Reproduce the data exactly.
** start Data section **
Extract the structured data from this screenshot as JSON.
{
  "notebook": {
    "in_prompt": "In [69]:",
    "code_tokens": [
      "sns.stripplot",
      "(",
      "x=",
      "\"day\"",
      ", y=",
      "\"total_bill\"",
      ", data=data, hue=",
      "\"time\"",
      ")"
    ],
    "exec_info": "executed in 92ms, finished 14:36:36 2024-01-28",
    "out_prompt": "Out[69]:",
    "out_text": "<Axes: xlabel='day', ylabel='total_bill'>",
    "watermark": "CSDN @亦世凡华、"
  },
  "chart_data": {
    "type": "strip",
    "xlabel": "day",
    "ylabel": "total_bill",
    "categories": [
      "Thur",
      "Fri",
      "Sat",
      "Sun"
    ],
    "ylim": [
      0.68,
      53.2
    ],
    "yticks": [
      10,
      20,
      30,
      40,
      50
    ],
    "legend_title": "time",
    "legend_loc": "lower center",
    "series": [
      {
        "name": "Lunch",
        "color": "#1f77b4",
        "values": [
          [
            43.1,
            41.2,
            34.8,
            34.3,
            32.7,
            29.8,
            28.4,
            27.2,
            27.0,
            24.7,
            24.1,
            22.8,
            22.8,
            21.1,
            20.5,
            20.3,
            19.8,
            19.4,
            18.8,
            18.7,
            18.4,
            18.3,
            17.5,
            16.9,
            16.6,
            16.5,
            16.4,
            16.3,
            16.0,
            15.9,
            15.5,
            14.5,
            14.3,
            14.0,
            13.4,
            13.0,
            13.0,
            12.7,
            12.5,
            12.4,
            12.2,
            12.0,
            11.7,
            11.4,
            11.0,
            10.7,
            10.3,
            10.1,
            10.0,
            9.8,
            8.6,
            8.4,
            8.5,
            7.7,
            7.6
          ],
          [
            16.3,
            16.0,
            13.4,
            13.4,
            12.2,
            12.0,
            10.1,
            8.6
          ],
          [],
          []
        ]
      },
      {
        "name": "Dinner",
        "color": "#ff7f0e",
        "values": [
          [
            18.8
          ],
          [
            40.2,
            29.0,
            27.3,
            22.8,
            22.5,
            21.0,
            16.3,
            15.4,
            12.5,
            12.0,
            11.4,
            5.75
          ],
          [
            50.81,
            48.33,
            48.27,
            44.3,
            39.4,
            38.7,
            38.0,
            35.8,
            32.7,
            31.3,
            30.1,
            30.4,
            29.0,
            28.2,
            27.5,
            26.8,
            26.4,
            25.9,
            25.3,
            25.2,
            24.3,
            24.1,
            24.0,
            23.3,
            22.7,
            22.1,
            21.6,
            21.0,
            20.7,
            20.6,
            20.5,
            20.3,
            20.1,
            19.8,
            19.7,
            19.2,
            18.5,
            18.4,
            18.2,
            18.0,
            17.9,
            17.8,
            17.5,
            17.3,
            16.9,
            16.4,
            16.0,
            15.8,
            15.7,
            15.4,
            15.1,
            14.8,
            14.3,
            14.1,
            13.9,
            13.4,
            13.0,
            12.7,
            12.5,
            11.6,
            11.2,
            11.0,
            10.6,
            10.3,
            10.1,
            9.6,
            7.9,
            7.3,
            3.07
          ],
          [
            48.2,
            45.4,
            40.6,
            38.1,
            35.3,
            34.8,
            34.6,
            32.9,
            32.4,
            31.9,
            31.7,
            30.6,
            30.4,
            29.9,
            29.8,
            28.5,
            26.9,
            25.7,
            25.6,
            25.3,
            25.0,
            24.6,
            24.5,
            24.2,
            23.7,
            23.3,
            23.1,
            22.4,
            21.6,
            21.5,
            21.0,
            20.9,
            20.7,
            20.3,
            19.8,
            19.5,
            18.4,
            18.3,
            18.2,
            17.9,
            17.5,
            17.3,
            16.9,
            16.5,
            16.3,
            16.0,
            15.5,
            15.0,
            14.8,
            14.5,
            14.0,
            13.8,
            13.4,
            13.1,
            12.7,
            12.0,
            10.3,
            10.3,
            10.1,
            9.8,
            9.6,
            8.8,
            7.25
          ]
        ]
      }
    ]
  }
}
** end Data section **
* Task solution:
Extract the structured data from this screenshot as JSON.
{
  "notebook": {
    "in_prompt": "In [69]:",
    "code_tokens": [
      "sns.stripplot",
      "(",
      "x=",
      "\"day\"",
      ", y=",
      "\"total_bill\"",
      ", data=data, hue=",
      "\"time\"",
      ")"
    ],
    "exec_info": "executed in 92ms, finished 14:36:36 2024-01-28",
    "out_prompt": "Out[69]:",
    "out_text": "<Axes: xlabel='day', ylabel='total_bill'>",
    "watermark": "CSDN @亦世凡华、"
  },
  "chart_data": {
    "type": "strip",
    "xlabel": "day",
    "ylabel": "total_bill",
    "categories": [
      "Thur",
      "Fri",
      "Sat",
      "Sun"
    ],
    "ylim": [
      0.68,
      53.2
    ],
    "yticks": [
      10,
      20,
      30,
      40,
      50
    ],
    "legend_title": "time",
    "legend_loc": "lower center",
    "series": [
      {
        "name": "Lunch",
        "color": "#1f77b4",
        "values": [
          [
            43.1,
            41.2,
            34.8,
            34.3,
            32.7,
            29.8,
            28.4,
            27.2,
            27.0,
            24.7,
            24.1,
            22.8,
            22.8,
            21.1,
            20.5,
            20.3,
            19.8,
            19.4,
            18.8,
            18.7,
            18.4,
            18.3,
            17.5,
            16.9,
            16.6,
            16.5,
            16.4,
            16.3,
            16.0,
            15.9,
            15.5,
            14.5,
            14.3,
            14.0,
            13.4,
            13.0,
            13.0,
            12.7,
            12.5,
            12.4,
            12.2,
            12.0,
            11.7,
            11.4,
            11.0,
            10.7,
            10.3,
            10.1,
            10.0,
            9.8,
            8.6,
            8.4,
            8.5,
            7.7,
            7.6
          ],
          [
            16.3,
            16.0,
            13.4,
            13.4,
            12.2,
            12.0,
            10.1,
            8.6
          ],
          [],
          []
        ]
      },
      {
        "name": "Dinner",
        "color": "#ff7f0e",
        "values": [
          [
            18.8
          ],
          [
            40.2,
            29.0,
            27.3,
            22.8,
            22.5,
            21.0,
            16.3,
            15.4,
            12.5,
            12.0,
            11.4,
            5.75
          ],
          [
            50.81,
            48.33,
            48.27,
            44.3,
            39.4,
            38.7,
            38.0,
            35.8,
            32.7,
            31.3,
            30.1,
            30.4,
            29.0,
            28.2,
            27.5,
            26.8,
            26.4,
            25.9,
            25.3,
            25.2,
            24.3,
            24.1,
            24.0,
            23.3,
            22.7,
            22.1,
            21.6,
            21.0,
            20.7,
            20.6,
            20.5,
            20.3,
            20.1,
            19.8,
            19.7,
            19.2,
            18.5,
            18.4,
            18.2,
            18.0,
            17.9,
            17.8,
            17.5,
            17.3,
            16.9,
            16.4,
            16.0,
            15.8,
            15.7,
            15.4,
            15.1,
            14.8,
            14.3,
            14.1,
            13.9,
            13.4,
            13.0,
            12.7,
            12.5,
            11.6,
            11.2,
            11.0,
            10.6,
            10.3,
            10.1,
            9.6,
            7.9,
            7.3,
            3.07
          ],
          [
            48.2,
            45.4,
            40.6,
            38.1,
            35.3,
            34.8,
            34.6,
            32.9,
            32.4,
            31.9,
            31.7,
            30.6,
            30.4,
            29.9,
            29.8,
            28.5,
            26.9,
            25.7,
            25.6,
            25.3,
            25.0,
            24.6,
            24.5,
            24.2,
            23.7,
            23.3,
            23.1,
            22.4,
            21.6,
            21.5,
            21.0,
            20.9,
            20.7,
            20.3,
            19.8,
            19.5,
            18.4,
            18.3,
            18.2,
            17.9,
            17.5,
            17.3,
            16.9,
            16.5,
            16.3,
            16.0,
            15.5,
            15.0,
            14.8,
            14.5,
            14.0,
            13.8,
            13.4,
            13.1,
            12.7,
            12.0,
            10.3,
            10.3,
            10.1,
            9.8,
            9.6,
            8.8,
            7.25
          ]
        ]
      }
    ]
  }
}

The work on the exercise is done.